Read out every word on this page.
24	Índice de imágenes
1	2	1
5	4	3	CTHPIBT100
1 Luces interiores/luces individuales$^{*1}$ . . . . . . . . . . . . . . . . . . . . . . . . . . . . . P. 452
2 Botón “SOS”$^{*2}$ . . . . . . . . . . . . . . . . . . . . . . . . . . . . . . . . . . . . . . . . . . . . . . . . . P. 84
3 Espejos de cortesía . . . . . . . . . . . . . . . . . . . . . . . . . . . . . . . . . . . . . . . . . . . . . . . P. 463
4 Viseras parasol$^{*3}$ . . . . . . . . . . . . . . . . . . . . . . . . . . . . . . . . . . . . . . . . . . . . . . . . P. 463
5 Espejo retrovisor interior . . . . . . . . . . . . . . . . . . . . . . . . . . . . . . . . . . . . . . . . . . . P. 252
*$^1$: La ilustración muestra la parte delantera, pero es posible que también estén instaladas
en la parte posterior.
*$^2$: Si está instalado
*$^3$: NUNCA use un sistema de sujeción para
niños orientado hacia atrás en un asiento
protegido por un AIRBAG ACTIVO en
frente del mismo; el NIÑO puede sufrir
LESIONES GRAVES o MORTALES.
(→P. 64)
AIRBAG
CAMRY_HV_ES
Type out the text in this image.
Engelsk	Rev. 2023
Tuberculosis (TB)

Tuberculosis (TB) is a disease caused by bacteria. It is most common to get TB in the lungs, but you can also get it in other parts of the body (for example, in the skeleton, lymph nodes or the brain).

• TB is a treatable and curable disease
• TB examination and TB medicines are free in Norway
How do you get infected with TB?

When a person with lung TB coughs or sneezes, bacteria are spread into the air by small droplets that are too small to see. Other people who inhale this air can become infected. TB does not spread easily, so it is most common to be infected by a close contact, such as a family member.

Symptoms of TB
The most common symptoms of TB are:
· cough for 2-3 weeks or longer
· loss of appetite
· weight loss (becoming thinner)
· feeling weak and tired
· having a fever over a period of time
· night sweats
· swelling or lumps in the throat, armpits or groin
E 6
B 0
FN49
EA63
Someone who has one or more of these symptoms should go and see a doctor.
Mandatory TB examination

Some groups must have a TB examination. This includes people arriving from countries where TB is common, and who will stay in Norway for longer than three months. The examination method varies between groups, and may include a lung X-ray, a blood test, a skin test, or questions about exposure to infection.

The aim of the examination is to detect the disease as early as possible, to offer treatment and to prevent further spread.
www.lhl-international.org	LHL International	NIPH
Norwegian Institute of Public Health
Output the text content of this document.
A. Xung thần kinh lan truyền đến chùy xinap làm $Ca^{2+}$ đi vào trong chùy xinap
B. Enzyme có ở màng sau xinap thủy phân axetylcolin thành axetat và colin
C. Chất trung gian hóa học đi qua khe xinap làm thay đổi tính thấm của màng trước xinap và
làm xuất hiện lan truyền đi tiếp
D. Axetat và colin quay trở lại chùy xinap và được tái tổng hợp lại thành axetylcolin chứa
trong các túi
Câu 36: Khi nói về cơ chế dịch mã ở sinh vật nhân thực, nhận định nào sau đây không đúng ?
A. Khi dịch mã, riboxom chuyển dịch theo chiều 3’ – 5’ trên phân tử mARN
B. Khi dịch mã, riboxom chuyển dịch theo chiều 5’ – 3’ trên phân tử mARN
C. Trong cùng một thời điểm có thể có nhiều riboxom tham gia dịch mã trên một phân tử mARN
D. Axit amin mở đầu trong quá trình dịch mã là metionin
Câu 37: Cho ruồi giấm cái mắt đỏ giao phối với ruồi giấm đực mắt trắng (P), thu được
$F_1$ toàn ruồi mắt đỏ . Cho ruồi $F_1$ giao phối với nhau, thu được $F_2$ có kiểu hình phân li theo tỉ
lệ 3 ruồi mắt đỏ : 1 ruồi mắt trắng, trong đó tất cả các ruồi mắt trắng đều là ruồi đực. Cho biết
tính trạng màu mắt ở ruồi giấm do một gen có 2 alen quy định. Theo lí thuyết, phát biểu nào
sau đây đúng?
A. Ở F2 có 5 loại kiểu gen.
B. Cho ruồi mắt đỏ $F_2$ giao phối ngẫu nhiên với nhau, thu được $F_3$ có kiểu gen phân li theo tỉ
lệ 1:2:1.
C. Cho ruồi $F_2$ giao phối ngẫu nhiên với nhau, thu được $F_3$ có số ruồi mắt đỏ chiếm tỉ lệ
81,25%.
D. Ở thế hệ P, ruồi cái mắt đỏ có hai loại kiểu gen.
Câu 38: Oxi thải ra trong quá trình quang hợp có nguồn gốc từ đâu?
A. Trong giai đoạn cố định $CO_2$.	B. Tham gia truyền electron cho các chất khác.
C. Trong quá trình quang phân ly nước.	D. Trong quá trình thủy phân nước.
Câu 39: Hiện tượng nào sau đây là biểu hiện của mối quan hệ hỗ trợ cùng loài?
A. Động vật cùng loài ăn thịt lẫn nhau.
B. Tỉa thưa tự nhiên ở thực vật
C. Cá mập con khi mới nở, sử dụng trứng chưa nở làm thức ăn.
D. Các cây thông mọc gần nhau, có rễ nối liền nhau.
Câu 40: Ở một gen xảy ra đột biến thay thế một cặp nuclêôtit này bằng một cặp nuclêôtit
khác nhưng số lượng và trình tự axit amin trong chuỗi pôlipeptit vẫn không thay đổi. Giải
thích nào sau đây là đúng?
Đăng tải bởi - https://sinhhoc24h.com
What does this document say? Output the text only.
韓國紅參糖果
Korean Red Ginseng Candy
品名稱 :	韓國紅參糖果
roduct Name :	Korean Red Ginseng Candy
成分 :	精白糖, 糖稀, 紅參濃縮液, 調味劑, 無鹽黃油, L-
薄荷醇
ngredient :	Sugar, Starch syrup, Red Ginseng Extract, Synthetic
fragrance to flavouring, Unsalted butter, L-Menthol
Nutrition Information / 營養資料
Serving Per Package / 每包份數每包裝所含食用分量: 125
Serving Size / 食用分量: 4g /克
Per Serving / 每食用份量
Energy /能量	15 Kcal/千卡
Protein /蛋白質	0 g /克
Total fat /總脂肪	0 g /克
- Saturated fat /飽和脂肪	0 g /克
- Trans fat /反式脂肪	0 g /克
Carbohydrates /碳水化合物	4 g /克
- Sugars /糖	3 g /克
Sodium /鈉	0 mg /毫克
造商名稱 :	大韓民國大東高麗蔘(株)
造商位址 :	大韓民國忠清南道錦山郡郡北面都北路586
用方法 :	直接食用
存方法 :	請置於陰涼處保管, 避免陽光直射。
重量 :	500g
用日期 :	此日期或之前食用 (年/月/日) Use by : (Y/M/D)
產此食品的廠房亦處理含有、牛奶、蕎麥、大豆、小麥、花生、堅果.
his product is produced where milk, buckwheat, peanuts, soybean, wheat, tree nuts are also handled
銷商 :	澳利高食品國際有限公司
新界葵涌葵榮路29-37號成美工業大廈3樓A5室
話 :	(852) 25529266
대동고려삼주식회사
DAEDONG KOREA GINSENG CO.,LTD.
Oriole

# # # # #

**Instructions to follow**: Line by line, the listing above is to be transcribed exactly.

**Completed task**:
Read out every word on this page.
24	Índice de imágenes
1	2	1
5	4	3	CTHPIBT100
1 Luces interiores/luces individuales$^{*1}$ . . . . . . . . . . . . . . . . . . . . . . . . . . . . . P. 452
2 Botón “SOS”$^{*2}$ . . . . . . . . . . . . . . . . . . . . . . . . . . . . . . . . . . . . . . . . . . . . . . . . . P. 84
3 Espejos de cortesía . . . . . . . . . . . . . . . . . . . . . . . . . . . . . . . . . . . . . . . . . . . . . . . P. 463
4 Viseras parasol$^{*3}$ . . . . . . . . . . . . . . . . . . . . . . . . . . . . . . . . . . . . . . . . . . . . . . . . P. 463
5 Espejo retrovisor interior . . . . . . . . . . . . . . . . . . . . . . . . . . . . . . . . . . . . . . . . . . . P. 252
*$^1$: La ilustración muestra la parte delantera, pero es posible que también estén instaladas
en la parte posterior.
*$^2$: Si está instalado
*$^3$: NUNCA use un sistema de sujeción para
niños orientado hacia atrás en un asiento
protegido por un AIRBAG ACTIVO en
frente del mismo; el NIÑO puede sufrir
LESIONES GRAVES o MORTALES.
(→P. 64)
AIRBAG
CAMRY_HV_ES
Type out the text in this image.
Engelsk	Rev. 2023
Tuberculosis (TB)

Tuberculosis (TB) is a disease caused by bacteria. It is most common to get TB in the lungs, but you can also get it in other parts of the body (for example, in the skeleton, lymph nodes or the brain).

• TB is a treatable and curable disease
• TB examination and TB medicines are free in Norway
How do you get infected with TB?

When a person with lung TB coughs or sneezes, bacteria are spread into the air by small droplets that are too small to see. Other people who inhale this air can become infected. TB does not spread easily, so it is most common to be infected by a close contact, such as a family member.

Symptoms of TB
The most common symptoms of TB are:
· cough for 2-3 weeks or longer
· loss of appetite
· weight loss (becoming thinner)
· feeling weak and tired
· having a fever over a period of time
· night sweats
· swelling or lumps in the throat, armpits or groin
E 6
B 0
FN49
EA63
Someone who has one or more of these symptoms should go and see a doctor.
Mandatory TB examination

Some groups must have a TB examination. This includes people arriving from countries where TB is common, and who will stay in Norway for longer than three months. The examination method varies between groups, and may include a lung X-ray, a blood test, a skin test, or questions about exposure to infection.

The aim of the examination is to detect the disease as early as possible, to offer treatment and to prevent further spread.
www.lhl-international.org	LHL International	NIPH
Norwegian Institute of Public Health
Output the text content of this document.
A. Xung thần kinh lan truyền đến chùy xinap làm $Ca^{2+}$ đi vào trong chùy xinap
B. Enzyme có ở màng sau xinap thủy phân axetylcolin thành axetat và colin
C. Chất trung gian hóa học đi qua khe xinap làm thay đổi tính thấm của màng trước xinap và
làm xuất hiện lan truyền đi tiếp
D. Axetat và colin quay trở lại chùy xinap và được tái tổng hợp lại thành axetylcolin chứa
trong các túi
Câu 36: Khi nói về cơ chế dịch mã ở sinh vật nhân thực, nhận định nào sau đây không đúng ?
A. Khi dịch mã, riboxom chuyển dịch theo chiều 3’ – 5’ trên phân tử mARN
B. Khi dịch mã, riboxom chuyển dịch theo chiều 5’ – 3’ trên phân tử mARN
C. Trong cùng một thời điểm có thể có nhiều riboxom tham gia dịch mã trên một phân tử mARN
D. Axit amin mở đầu trong quá trình dịch mã là metionin
Câu 37: Cho ruồi giấm cái mắt đỏ giao phối với ruồi giấm đực mắt trắng (P), thu được
$F_1$ toàn ruồi mắt đỏ . Cho ruồi $F_1$ giao phối với nhau, thu được $F_2$ có kiểu hình phân li theo tỉ
lệ 3 ruồi mắt đỏ : 1 ruồi mắt trắng, trong đó tất cả các ruồi mắt trắng đều là ruồi đực. Cho biết
tính trạng màu mắt ở ruồi giấm do một gen có 2 alen quy định. Theo lí thuyết, phát biểu nào
sau đây đúng?
A. Ở F2 có 5 loại kiểu gen.
B. Cho ruồi mắt đỏ $F_2$ giao phối ngẫu nhiên với nhau, thu được $F_3$ có kiểu gen phân li theo tỉ
lệ 1:2:1.
C. Cho ruồi $F_2$ giao phối ngẫu nhiên với nhau, thu được $F_3$ có số ruồi mắt đỏ chiếm tỉ lệ
81,25%.
D. Ở thế hệ P, ruồi cái mắt đỏ có hai loại kiểu gen.
Câu 38: Oxi thải ra trong quá trình quang hợp có nguồn gốc từ đâu?
A. Trong giai đoạn cố định $CO_2$.	B. Tham gia truyền electron cho các chất khác.
C. Trong quá trình quang phân ly nước.	D. Trong quá trình thủy phân nước.
Câu 39: Hiện tượng nào sau đây là biểu hiện của mối quan hệ hỗ trợ cùng loài?
A. Động vật cùng loài ăn thịt lẫn nhau.
B. Tỉa thưa tự nhiên ở thực vật
C. Cá mập con khi mới nở, sử dụng trứng chưa nở làm thức ăn.
D. Các cây thông mọc gần nhau, có rễ nối liền nhau.
Câu 40: Ở một gen xảy ra đột biến thay thế một cặp nuclêôtit này bằng một cặp nuclêôtit
khác nhưng số lượng và trình tự axit amin trong chuỗi pôlipeptit vẫn không thay đổi. Giải
thích nào sau đây là đúng?
Đăng tải bởi - https://sinhhoc24h.com
What does this document say? Output the text only.
韓國紅參糖果
Korean Red Ginseng Candy
品名稱 :	韓國紅參糖果
roduct Name :	Korean Red Ginseng Candy
成分 :	精白糖, 糖稀, 紅參濃縮液, 調味劑, 無鹽黃油, L-
薄荷醇
ngredient :	Sugar, Starch syrup, Red Ginseng Extract, Synthetic
fragrance to flavouring, Unsalted butter, L-Menthol
Nutrition Information / 營養資料
Serving Per Package / 每包份數每包裝所含食用分量: 125
Serving Size / 食用分量: 4g /克
Per Serving / 每食用份量
Energy /能量	15 Kcal/千卡
Protein /蛋白質	0 g /克
Total fat /總脂肪	0 g /克
- Saturated fat /飽和脂肪	0 g /克
- Trans fat /反式脂肪	0 g /克
Carbohydrates /碳水化合物	4 g /克
- Sugars /糖	3 g /克
Sodium /鈉	0 mg /毫克
造商名稱 :	大韓民國大東高麗蔘(株)
造商位址 :	大韓民國忠清南道錦山郡郡北面都北路586
用方法 :	直接食用
存方法 :	請置於陰涼處保管, 避免陽光直射。
重量 :	500g
用日期 :	此日期或之前食用 (年/月/日) Use by : (Y/M/D)
產此食品的廠房亦處理含有、牛奶、蕎麥、大豆、小麥、花生、堅果.
his product is produced where milk, buckwheat, peanuts, soybean, wheat, tree nuts are also handled
銷商 :	澳利高食品國際有限公司
新界葵涌葵榮路29-37號成美工業大廈3樓A5室
話 :	(852) 25529266
대동고려삼주식회사
DAEDONG KOREA GINSENG CO.,LTD.
Oriole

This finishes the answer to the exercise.